§ **Brief**:
Output exactly the lines that run from the line with "What text is on this page?" to the end of the material, both ends included, and no other lines.

(Stored records)

◇ ◇ ◇ ◇ ◇

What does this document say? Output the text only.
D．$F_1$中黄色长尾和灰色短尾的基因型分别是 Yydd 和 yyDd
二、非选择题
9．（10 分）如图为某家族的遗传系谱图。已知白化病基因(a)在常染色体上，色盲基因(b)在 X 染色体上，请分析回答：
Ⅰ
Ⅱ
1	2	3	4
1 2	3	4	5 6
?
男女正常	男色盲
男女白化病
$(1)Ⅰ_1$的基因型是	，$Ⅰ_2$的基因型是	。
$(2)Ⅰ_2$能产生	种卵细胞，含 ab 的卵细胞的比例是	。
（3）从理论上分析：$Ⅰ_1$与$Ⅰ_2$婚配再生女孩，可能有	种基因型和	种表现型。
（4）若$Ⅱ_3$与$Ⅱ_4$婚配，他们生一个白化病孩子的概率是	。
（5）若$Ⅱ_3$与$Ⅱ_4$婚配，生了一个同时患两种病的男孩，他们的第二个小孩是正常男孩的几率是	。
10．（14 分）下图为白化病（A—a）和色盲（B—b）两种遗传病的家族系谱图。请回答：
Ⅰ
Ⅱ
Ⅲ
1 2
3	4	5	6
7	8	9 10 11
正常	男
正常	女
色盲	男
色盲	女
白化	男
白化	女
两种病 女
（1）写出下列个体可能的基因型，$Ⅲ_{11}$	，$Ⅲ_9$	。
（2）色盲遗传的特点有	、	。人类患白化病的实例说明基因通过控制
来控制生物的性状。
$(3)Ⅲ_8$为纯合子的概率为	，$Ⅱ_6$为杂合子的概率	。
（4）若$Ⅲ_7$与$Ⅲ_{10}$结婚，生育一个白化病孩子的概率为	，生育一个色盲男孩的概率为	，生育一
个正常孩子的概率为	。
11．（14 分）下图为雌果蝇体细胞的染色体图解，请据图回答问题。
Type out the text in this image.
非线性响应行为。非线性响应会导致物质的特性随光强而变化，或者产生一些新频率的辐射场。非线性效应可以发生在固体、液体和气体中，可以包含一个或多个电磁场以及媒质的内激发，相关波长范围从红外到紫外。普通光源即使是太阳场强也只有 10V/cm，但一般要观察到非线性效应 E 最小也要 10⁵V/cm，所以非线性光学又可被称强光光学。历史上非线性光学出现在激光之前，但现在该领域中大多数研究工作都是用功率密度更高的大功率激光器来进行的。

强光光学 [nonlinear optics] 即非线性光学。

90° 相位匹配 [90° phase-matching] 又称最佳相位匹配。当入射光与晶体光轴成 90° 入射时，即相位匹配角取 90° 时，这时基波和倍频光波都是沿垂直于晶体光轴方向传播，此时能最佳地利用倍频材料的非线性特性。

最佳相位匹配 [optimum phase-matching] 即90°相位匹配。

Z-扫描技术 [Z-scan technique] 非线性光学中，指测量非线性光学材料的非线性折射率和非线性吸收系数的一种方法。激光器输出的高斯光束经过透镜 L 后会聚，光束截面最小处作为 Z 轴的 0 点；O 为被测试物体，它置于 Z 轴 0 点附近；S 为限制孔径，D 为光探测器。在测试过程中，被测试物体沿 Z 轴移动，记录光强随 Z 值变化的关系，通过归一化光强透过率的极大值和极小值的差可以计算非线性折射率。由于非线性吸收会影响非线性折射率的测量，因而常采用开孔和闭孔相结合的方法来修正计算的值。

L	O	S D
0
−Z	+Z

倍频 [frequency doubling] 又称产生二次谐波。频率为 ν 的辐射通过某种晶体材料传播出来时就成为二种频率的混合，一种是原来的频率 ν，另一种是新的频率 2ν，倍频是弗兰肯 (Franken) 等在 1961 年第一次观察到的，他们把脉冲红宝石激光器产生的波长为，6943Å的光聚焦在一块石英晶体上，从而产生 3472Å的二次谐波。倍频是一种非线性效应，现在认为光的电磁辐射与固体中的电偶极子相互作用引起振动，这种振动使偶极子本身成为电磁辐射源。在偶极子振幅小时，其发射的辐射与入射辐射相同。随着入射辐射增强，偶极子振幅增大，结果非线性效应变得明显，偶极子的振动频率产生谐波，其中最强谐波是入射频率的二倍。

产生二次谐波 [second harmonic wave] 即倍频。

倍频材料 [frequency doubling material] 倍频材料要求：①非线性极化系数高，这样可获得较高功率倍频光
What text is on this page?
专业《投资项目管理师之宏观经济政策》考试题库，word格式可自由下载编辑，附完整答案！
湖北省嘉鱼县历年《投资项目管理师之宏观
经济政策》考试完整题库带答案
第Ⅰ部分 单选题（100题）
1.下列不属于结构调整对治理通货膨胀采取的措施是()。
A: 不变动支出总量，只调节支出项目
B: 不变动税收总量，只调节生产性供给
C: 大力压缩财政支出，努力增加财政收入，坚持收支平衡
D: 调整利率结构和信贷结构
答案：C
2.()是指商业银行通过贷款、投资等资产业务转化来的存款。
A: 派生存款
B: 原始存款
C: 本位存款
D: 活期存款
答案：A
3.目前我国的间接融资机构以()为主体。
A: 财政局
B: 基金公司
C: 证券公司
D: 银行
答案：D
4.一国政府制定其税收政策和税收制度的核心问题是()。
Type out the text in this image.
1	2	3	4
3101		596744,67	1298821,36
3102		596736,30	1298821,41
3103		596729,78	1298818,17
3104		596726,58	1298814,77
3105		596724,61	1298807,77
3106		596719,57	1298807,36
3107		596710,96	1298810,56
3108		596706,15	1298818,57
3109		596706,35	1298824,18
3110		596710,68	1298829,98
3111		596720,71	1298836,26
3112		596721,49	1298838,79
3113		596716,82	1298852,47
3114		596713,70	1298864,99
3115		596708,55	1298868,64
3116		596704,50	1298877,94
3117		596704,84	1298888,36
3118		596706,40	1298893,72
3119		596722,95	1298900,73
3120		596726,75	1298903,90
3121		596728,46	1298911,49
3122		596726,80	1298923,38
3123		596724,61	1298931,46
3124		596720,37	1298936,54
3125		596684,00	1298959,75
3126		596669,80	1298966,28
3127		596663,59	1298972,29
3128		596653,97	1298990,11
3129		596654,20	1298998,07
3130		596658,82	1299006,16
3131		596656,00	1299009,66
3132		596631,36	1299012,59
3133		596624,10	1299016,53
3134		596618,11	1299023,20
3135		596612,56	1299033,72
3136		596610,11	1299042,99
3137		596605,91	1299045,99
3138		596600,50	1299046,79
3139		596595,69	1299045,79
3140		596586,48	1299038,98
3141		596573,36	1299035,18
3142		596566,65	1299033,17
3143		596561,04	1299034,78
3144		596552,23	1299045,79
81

◇ ◇ ◇ ◇ ◇

§ **Response**:
What text is on this page?
专业《投资项目管理师之宏观经济政策》考试题库，word格式可自由下载编辑，附完整答案！
湖北省嘉鱼县历年《投资项目管理师之宏观
经济政策》考试完整题库带答案
第Ⅰ部分 单选题（100题）
1.下列不属于结构调整对治理通货膨胀采取的措施是()。
A: 不变动支出总量，只调节支出项目
B: 不变动税收总量，只调节生产性供给
C: 大力压缩财政支出，努力增加财政收入，坚持收支平衡
D: 调整利率结构和信贷结构
答案：C
2.()是指商业银行通过贷款、投资等资产业务转化来的存款。
A: 派生存款
B: 原始存款
C: 本位存款
D: 活期存款
答案：A
3.目前我国的间接融资机构以()为主体。
A: 财政局
B: 基金公司
C: 证券公司
D: 银行
答案：D
4.一国政府制定其税收政策和税收制度的核心问题是()。
Type out the text in this image.
1	2	3	4
3101		596744,67	1298821,36
3102		596736,30	1298821,41
3103		596729,78	1298818,17
3104		596726,58	1298814,77
3105		596724,61	1298807,77
3106		596719,57	1298807,36
3107		596710,96	1298810,56
3108		596706,15	1298818,57
3109		596706,35	1298824,18
3110		596710,68	1298829,98
3111		596720,71	1298836,26
3112		596721,49	1298838,79
3113		596716,82	1298852,47
3114		596713,70	1298864,99
3115		596708,55	1298868,64
3116		596704,50	1298877,94
3117		596704,84	1298888,36
3118		596706,40	1298893,72
3119		596722,95	1298900,73
3120		596726,75	1298903,90
3121		596728,46	1298911,49
3122		596726,80	1298923,38
3123		596724,61	1298931,46
3124		596720,37	1298936,54
3125		596684,00	1298959,75
3126		596669,80	1298966,28
3127		596663,59	1298972,29
3128		596653,97	1298990,11
3129		596654,20	1298998,07
3130		596658,82	1299006,16
3131		596656,00	1299009,66
3132		596631,36	1299012,59
3133		596624,10	1299016,53
3134		596618,11	1299023,20
3135		596612,56	1299033,72
3136		596610,11	1299042,99
3137		596605,91	1299045,99
3138		596600,50	1299046,79
3139		596595,69	1299045,79
3140		596586,48	1299038,98
3141		596573,36	1299035,18
3142		596566,65	1299033,17
3143		596561,04	1299034,78
3144		596552,23	1299045,79
81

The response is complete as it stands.